▶ **DIRECTIVE**:
Copy out all the lines where "均方误差MSE为" shows up.
────────────────────────────────────────
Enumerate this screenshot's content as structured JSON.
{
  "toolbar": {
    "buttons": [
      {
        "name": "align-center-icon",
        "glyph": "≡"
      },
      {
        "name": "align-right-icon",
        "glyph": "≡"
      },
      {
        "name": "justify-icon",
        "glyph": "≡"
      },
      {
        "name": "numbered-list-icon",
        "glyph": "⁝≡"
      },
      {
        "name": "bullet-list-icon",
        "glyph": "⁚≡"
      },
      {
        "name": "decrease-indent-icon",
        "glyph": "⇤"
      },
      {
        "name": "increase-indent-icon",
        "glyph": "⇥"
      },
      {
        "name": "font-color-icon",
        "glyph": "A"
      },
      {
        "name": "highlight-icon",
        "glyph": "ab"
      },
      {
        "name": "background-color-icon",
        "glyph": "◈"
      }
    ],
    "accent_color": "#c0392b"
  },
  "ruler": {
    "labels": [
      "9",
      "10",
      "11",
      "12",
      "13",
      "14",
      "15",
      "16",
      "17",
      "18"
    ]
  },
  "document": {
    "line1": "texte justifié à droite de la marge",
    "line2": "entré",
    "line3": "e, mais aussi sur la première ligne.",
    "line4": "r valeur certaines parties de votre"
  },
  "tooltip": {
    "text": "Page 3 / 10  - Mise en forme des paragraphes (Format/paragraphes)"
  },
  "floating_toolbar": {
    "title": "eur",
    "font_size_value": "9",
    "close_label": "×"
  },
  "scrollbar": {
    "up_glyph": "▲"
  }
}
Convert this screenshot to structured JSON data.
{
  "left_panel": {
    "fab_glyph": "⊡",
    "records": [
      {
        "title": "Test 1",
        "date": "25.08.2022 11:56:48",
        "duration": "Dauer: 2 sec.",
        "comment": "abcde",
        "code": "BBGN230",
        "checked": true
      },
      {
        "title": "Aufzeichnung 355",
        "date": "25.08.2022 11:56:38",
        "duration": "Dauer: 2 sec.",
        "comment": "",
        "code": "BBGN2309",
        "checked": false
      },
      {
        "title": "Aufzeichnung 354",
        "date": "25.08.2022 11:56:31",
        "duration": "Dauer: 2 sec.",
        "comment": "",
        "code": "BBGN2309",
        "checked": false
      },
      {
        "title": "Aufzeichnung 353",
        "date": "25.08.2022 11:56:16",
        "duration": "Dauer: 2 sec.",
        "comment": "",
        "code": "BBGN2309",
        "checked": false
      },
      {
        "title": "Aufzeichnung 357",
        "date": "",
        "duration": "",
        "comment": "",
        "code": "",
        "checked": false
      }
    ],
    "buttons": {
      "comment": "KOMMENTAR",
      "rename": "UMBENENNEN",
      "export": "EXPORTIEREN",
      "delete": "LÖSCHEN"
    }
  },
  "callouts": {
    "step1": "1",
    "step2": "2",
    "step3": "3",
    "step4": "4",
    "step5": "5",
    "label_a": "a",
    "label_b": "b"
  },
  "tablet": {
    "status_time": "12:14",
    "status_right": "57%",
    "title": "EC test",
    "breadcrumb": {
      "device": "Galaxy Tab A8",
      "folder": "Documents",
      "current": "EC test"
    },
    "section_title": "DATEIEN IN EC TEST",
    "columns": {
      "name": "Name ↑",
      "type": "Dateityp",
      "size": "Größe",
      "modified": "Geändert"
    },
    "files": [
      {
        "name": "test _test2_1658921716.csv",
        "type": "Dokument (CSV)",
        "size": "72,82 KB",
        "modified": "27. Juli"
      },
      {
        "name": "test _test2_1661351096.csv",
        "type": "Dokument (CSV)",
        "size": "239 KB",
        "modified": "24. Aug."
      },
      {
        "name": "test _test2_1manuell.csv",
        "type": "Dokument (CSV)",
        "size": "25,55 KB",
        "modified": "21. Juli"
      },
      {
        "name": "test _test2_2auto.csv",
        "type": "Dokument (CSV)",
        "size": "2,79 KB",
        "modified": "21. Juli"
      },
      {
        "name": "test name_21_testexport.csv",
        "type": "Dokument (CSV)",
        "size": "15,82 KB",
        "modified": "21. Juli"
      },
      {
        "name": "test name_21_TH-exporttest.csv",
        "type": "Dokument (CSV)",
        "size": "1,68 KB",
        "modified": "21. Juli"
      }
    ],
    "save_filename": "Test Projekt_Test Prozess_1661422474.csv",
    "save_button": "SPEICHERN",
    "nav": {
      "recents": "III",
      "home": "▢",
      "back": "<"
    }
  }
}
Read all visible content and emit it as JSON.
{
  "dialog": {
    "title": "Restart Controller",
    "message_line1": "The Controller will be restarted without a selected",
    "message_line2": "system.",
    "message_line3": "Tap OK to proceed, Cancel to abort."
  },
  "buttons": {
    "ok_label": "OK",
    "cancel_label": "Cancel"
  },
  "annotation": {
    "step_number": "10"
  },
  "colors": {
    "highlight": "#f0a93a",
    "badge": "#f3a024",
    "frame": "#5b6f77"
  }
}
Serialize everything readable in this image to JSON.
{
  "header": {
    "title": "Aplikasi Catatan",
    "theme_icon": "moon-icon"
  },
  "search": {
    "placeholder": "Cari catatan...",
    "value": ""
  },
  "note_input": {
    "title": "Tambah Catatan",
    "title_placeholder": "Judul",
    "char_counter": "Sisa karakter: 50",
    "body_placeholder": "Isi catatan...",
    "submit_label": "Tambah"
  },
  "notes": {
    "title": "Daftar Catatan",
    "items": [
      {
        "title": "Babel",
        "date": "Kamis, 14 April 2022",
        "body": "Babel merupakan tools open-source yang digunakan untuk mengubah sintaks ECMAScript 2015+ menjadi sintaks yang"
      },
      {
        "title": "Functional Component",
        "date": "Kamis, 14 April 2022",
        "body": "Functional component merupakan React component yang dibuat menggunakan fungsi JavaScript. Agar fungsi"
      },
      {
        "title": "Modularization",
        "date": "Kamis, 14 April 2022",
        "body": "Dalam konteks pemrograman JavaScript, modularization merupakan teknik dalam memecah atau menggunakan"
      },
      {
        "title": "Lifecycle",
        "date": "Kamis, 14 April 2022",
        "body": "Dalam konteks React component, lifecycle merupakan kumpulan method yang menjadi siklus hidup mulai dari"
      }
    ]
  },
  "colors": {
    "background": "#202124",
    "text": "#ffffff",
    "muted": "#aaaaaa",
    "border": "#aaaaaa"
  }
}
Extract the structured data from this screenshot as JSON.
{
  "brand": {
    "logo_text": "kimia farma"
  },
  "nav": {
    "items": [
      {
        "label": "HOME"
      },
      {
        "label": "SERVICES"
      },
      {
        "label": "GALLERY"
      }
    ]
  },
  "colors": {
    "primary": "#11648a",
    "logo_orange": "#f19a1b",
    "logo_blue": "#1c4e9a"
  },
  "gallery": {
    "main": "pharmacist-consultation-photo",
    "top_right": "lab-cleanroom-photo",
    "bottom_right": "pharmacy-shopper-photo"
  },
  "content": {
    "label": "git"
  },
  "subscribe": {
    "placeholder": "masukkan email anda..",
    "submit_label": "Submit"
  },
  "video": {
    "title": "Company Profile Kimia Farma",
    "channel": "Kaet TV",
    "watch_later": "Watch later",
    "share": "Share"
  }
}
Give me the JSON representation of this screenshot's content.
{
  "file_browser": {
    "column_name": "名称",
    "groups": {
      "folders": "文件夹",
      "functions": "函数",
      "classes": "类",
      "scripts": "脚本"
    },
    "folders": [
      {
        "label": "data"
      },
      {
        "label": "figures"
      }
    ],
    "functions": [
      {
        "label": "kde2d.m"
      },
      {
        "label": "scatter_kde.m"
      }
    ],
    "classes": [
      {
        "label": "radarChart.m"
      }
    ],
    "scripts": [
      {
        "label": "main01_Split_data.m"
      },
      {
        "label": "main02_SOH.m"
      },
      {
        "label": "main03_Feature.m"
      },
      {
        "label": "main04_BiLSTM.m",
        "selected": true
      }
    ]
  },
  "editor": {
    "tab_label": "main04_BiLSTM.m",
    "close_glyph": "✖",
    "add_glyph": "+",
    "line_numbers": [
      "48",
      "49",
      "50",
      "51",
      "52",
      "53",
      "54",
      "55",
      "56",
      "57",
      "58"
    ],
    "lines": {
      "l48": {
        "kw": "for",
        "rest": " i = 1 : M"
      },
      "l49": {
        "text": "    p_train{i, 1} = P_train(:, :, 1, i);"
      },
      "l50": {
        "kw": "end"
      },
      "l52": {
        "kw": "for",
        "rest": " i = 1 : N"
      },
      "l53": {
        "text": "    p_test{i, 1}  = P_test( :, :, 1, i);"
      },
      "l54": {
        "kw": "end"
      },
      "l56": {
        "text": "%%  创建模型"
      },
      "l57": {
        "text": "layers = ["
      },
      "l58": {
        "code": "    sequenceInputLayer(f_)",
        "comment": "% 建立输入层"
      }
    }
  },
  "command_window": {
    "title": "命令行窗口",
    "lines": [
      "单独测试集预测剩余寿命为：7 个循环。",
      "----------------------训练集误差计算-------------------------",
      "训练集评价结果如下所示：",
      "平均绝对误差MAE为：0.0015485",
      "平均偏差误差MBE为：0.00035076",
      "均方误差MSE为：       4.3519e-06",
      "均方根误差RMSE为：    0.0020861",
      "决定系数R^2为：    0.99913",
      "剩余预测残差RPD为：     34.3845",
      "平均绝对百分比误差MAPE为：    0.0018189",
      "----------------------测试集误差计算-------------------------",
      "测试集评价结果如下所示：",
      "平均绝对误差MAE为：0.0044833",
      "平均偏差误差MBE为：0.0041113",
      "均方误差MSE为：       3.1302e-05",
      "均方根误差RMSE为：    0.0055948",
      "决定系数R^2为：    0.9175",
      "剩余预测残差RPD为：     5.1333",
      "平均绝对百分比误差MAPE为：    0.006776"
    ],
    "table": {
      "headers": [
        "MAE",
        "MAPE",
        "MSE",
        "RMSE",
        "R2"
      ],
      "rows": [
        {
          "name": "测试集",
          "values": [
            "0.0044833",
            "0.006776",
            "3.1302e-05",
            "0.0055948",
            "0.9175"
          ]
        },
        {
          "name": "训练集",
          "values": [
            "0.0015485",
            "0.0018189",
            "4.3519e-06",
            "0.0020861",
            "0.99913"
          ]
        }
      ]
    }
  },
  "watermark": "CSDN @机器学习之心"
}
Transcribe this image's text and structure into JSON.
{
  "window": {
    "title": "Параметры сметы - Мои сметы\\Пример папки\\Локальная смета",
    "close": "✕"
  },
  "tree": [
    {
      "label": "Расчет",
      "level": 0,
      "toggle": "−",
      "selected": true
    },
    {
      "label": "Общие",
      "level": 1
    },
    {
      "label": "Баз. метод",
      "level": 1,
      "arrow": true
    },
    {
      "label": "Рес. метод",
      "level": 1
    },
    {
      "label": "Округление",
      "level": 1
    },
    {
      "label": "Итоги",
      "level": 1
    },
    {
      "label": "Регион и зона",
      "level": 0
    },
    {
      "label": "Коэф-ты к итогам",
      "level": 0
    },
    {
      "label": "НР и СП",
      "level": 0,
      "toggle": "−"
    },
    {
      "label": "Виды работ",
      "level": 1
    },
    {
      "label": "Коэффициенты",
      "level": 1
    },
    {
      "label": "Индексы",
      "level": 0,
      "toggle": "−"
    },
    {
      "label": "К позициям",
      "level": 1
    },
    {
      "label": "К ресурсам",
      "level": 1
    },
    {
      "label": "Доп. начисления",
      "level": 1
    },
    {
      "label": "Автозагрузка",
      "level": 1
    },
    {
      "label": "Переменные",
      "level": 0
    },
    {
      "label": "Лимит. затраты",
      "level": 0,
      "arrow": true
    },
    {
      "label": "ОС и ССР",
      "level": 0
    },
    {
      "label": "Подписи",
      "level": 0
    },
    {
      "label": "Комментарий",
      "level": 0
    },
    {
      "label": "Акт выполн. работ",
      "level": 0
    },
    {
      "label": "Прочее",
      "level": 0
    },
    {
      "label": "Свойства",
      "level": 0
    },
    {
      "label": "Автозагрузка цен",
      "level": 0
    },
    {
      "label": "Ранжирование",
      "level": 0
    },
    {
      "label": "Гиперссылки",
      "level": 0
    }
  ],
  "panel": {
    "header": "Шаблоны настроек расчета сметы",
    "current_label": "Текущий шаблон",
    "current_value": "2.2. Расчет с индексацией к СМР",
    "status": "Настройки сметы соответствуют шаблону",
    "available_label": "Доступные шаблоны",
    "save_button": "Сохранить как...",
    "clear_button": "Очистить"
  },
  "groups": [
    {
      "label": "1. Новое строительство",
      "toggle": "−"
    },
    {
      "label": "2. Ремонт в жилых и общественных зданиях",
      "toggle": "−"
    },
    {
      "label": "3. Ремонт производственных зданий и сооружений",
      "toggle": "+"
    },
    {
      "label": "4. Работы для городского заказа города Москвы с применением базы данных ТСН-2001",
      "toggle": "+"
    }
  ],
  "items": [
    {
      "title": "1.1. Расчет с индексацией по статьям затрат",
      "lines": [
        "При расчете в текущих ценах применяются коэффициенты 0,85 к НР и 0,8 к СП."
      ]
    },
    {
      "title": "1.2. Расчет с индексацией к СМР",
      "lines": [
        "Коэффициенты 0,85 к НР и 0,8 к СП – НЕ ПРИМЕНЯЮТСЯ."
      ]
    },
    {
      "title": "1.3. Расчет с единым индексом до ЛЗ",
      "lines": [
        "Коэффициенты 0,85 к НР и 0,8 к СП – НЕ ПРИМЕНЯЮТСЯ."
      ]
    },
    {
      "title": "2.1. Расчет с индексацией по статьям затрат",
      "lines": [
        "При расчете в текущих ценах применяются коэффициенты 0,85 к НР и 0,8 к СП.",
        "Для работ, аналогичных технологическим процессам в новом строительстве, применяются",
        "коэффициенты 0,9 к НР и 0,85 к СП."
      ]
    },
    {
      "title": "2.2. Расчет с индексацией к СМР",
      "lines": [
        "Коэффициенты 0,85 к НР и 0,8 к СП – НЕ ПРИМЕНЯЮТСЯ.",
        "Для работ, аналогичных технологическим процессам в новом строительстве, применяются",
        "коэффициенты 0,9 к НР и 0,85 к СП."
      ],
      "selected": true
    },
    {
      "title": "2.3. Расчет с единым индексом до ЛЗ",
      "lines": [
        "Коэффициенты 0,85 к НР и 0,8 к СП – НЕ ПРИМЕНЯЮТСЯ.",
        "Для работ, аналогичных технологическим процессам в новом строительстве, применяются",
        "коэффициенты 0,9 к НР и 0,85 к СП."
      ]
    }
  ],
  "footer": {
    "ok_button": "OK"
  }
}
────────────────────────────────────────
▶ **SOLUTION FOR THIS TASK**:
      "均方误差MSE为：       4.3519e-06",
      "均方误差MSE为：       3.1302e-05",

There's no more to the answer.